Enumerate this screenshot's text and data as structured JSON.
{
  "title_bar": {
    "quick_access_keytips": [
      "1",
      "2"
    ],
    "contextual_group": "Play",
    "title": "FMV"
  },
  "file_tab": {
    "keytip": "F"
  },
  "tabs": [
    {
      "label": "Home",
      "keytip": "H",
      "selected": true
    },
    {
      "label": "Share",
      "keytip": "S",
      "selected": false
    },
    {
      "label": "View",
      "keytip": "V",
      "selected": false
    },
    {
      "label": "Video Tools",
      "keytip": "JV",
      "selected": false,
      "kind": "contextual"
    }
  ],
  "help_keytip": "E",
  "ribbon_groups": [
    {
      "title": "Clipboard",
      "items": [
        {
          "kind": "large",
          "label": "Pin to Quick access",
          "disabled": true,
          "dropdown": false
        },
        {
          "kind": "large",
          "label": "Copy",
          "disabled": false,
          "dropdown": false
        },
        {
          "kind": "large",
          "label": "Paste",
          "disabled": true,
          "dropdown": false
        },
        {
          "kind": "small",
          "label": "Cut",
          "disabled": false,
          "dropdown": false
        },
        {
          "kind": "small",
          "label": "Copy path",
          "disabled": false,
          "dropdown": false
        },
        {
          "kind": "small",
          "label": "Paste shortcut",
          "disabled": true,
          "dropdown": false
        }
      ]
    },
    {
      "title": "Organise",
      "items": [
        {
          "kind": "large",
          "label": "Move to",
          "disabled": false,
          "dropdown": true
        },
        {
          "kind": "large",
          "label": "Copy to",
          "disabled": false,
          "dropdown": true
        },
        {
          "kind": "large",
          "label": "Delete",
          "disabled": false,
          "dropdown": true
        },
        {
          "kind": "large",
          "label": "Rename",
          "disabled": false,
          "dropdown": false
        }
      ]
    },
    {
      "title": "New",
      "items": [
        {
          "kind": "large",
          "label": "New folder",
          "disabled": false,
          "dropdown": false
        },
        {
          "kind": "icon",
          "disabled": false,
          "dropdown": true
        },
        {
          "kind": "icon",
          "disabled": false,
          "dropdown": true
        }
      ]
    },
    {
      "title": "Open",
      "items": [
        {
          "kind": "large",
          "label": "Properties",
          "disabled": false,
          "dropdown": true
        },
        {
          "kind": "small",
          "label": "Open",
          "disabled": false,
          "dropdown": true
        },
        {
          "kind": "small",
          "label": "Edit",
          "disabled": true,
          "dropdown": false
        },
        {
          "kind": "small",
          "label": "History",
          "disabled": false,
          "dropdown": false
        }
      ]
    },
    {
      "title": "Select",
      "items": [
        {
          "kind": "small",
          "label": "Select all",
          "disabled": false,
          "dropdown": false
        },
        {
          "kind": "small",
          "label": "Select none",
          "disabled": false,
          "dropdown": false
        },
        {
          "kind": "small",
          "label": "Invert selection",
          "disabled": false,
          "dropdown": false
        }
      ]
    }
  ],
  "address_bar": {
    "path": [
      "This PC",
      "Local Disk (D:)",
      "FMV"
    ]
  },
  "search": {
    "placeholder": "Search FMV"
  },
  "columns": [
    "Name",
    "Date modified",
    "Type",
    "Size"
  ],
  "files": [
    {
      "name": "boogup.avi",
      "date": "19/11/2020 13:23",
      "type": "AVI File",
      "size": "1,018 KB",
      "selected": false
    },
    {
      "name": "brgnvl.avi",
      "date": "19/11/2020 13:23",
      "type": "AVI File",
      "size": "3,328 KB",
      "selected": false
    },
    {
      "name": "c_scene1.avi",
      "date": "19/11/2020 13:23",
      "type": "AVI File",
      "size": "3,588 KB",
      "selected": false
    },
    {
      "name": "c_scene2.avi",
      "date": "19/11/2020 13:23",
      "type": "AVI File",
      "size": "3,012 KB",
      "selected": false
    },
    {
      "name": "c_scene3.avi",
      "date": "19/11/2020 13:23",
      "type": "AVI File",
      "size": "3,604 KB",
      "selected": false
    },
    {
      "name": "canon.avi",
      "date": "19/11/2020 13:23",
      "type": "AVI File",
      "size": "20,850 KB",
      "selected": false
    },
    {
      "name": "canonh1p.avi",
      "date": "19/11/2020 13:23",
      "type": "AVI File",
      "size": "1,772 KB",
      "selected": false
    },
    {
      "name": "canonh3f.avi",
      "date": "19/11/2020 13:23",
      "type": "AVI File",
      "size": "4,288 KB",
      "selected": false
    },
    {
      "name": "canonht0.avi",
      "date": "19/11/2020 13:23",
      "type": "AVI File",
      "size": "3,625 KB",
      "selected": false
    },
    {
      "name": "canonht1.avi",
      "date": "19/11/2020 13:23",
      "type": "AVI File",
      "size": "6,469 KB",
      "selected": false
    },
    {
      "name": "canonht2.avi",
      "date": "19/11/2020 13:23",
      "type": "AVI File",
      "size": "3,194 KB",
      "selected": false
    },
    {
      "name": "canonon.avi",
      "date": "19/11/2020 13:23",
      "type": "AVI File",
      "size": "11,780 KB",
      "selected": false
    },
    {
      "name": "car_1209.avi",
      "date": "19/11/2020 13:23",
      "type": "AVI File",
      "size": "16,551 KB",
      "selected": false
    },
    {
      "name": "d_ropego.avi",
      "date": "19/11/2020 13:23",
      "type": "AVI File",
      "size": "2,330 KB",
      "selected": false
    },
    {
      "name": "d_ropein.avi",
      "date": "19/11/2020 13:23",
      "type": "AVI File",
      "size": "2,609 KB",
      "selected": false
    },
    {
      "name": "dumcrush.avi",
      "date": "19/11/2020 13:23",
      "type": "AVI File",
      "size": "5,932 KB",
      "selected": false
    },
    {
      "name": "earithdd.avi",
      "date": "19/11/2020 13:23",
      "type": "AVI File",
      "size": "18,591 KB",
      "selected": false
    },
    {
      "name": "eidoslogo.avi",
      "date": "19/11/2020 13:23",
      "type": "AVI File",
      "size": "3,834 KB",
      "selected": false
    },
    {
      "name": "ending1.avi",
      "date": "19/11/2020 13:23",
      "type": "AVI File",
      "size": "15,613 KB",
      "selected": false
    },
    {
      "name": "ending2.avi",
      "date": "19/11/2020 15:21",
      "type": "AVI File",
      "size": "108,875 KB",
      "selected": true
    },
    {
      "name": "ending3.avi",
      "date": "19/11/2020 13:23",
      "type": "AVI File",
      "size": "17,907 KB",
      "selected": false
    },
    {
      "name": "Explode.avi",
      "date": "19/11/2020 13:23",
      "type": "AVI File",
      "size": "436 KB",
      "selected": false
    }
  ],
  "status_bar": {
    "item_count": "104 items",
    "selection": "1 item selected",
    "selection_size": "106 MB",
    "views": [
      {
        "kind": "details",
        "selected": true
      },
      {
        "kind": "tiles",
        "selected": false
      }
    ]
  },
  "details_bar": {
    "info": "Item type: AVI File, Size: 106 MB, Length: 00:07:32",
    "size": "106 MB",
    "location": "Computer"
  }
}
□ □ □ □ □ □ □
• **Work required**:
Repeat all of the entries exactly.

• **Solved exercise**:
Enumerate this screenshot's text and data as structured JSON.
{
  "title_bar": {
    "quick_access_keytips": [
      "1",
      "2"
    ],
    "contextual_group": "Play",
    "title": "FMV"
  },
  "file_tab": {
    "keytip": "F"
  },
  "tabs": [
    {
      "label": "Home",
      "keytip": "H",
      "selected": true
    },
    {
      "label": "Share",
      "keytip": "S",
      "selected": false
    },
    {
      "label": "View",
      "keytip": "V",
      "selected": false
    },
    {
      "label": "Video Tools",
      "keytip": "JV",
      "selected": false,
      "kind": "contextual"
    }
  ],
  "help_keytip": "E",
  "ribbon_groups": [
    {
      "title": "Clipboard",
      "items": [
        {
          "kind": "large",
          "label": "Pin to Quick access",
          "disabled": true,
          "dropdown": false
        },
        {
          "kind": "large",
          "label": "Copy",
          "disabled": false,
          "dropdown": false
        },
        {
          "kind": "large",
          "label": "Paste",
          "disabled": true,
          "dropdown": false
        },
        {
          "kind": "small",
          "label": "Cut",
          "disabled": false,
          "dropdown": false
        },
        {
          "kind": "small",
          "label": "Copy path",
          "disabled": false,
          "dropdown": false
        },
        {
          "kind": "small",
          "label": "Paste shortcut",
          "disabled": true,
          "dropdown": false
        }
      ]
    },
    {
      "title": "Organise",
      "items": [
        {
          "kind": "large",
          "label": "Move to",
          "disabled": false,
          "dropdown": true
        },
        {
          "kind": "large",
          "label": "Copy to",
          "disabled": false,
          "dropdown": true
        },
        {
          "kind": "large",
          "label": "Delete",
          "disabled": false,
          "dropdown": true
        },
        {
          "kind": "large",
          "label": "Rename",
          "disabled": false,
          "dropdown": false
        }
      ]
    },
    {
      "title": "New",
      "items": [
        {
          "kind": "large",
          "label": "New folder",
          "disabled": false,
          "dropdown": false
        },
        {
          "kind": "icon",
          "disabled": false,
          "dropdown": true
        },
        {
          "kind": "icon",
          "disabled": false,
          "dropdown": true
        }
      ]
    },
    {
      "title": "Open",
      "items": [
        {
          "kind": "large",
          "label": "Properties",
          "disabled": false,
          "dropdown": true
        },
        {
          "kind": "small",
          "label": "Open",
          "disabled": false,
          "dropdown": true
        },
        {
          "kind": "small",
          "label": "Edit",
          "disabled": true,
          "dropdown": false
        },
        {
          "kind": "small",
          "label": "History",
          "disabled": false,
          "dropdown": false
        }
      ]
    },
    {
      "title": "Select",
      "items": [
        {
          "kind": "small",
          "label": "Select all",
          "disabled": false,
          "dropdown": false
        },
        {
          "kind": "small",
          "label": "Select none",
          "disabled": false,
          "dropdown": false
        },
        {
          "kind": "small",
          "label": "Invert selection",
          "disabled": false,
          "dropdown": false
        }
      ]
    }
  ],
  "address_bar": {
    "path": [
      "This PC",
      "Local Disk (D:)",
      "FMV"
    ]
  },
  "search": {
    "placeholder": "Search FMV"
  },
  "columns": [
    "Name",
    "Date modified",
    "Type",
    "Size"
  ],
  "files": [
    {
      "name": "boogup.avi",
      "date": "19/11/2020 13:23",
      "type": "AVI File",
      "size": "1,018 KB",
      "selected": false
    },
    {
      "name": "brgnvl.avi",
      "date": "19/11/2020 13:23",
      "type": "AVI File",
      "size": "3,328 KB",
      "selected": false
    },
    {
      "name": "c_scene1.avi",
      "date": "19/11/2020 13:23",
      "type": "AVI File",
      "size": "3,588 KB",
      "selected": false
    },
    {
      "name": "c_scene2.avi",
      "date": "19/11/2020 13:23",
      "type": "AVI File",
      "size": "3,012 KB",
      "selected": false
    },
    {
      "name": "c_scene3.avi",
      "date": "19/11/2020 13:23",
      "type": "AVI File",
      "size": "3,604 KB",
      "selected": false
    },
    {
      "name": "canon.avi",
      "date": "19/11/2020 13:23",
      "type": "AVI File",
      "size": "20,850 KB",
      "selected": false
    },
    {
      "name": "canonh1p.avi",
      "date": "19/11/2020 13:23",
      "type": "AVI File",
      "size": "1,772 KB",
      "selected": false
    },
    {
      "name": "canonh3f.avi",
      "date": "19/11/2020 13:23",
      "type": "AVI File",
      "size": "4,288 KB",
      "selected": false
    },
    {
      "name": "canonht0.avi",
      "date": "19/11/2020 13:23",
      "type": "AVI File",
      "size": "3,625 KB",
      "selected": false
    },
    {
      "name": "canonht1.avi",
      "date": "19/11/2020 13:23",
      "type": "AVI File",
      "size": "6,469 KB",
      "selected": false
    },
    {
      "name": "canonht2.avi",
      "date": "19/11/2020 13:23",
      "type": "AVI File",
      "size": "3,194 KB",
      "selected": false
    },
    {
      "name": "canonon.avi",
      "date": "19/11/2020 13:23",
      "type": "AVI File",
      "size": "11,780 KB",
      "selected": false
    },
    {
      "name": "car_1209.avi",
      "date": "19/11/2020 13:23",
      "type": "AVI File",
      "size": "16,551 KB",
      "selected": false
    },
    {
      "name": "d_ropego.avi",
      "date": "19/11/2020 13:23",
      "type": "AVI File",
      "size": "2,330 KB",
      "selected": false
    },
    {
      "name": "d_ropein.avi",
      "date": "19/11/2020 13:23",
      "type": "AVI File",
      "size": "2,609 KB",
      "selected": false
    },
    {
      "name": "dumcrush.avi",
      "date": "19/11/2020 13:23",
      "type": "AVI File",
      "size": "5,932 KB",
      "selected": false
    },
    {
      "name": "earithdd.avi",
      "date": "19/11/2020 13:23",
      "type": "AVI File",
      "size": "18,591 KB",
      "selected": false
    },
    {
      "name": "eidoslogo.avi",
      "date": "19/11/2020 13:23",
      "type": "AVI File",
      "size": "3,834 KB",
      "selected": false
    },
    {
      "name": "ending1.avi",
      "date": "19/11/2020 13:23",
      "type": "AVI File",
      "size": "15,613 KB",
      "selected": false
    },
    {
      "name": "ending2.avi",
      "date": "19/11/2020 15:21",
      "type": "AVI File",
      "size": "108,875 KB",
      "selected": true
    },
    {
      "name": "ending3.avi",
      "date": "19/11/2020 13:23",
      "type": "AVI File",
      "size": "17,907 KB",
      "selected": false
    },
    {
      "name": "Explode.avi",
      "date": "19/11/2020 13:23",
      "type": "AVI File",
      "size": "436 KB",
      "selected": false
    }
  ],
  "status_bar": {
    "item_count": "104 items",
    "selection": "1 item selected",
    "selection_size": "106 MB",
    "views": [
      {
        "kind": "details",
        "selected": true
      },
      {
        "kind": "tiles",
        "selected": false
      }
    ]
  },
  "details_bar": {
    "info": "Item type: AVI File, Size: 106 MB, Length: 00:07:32",
    "size": "106 MB",
    "location": "Computer"
  }
}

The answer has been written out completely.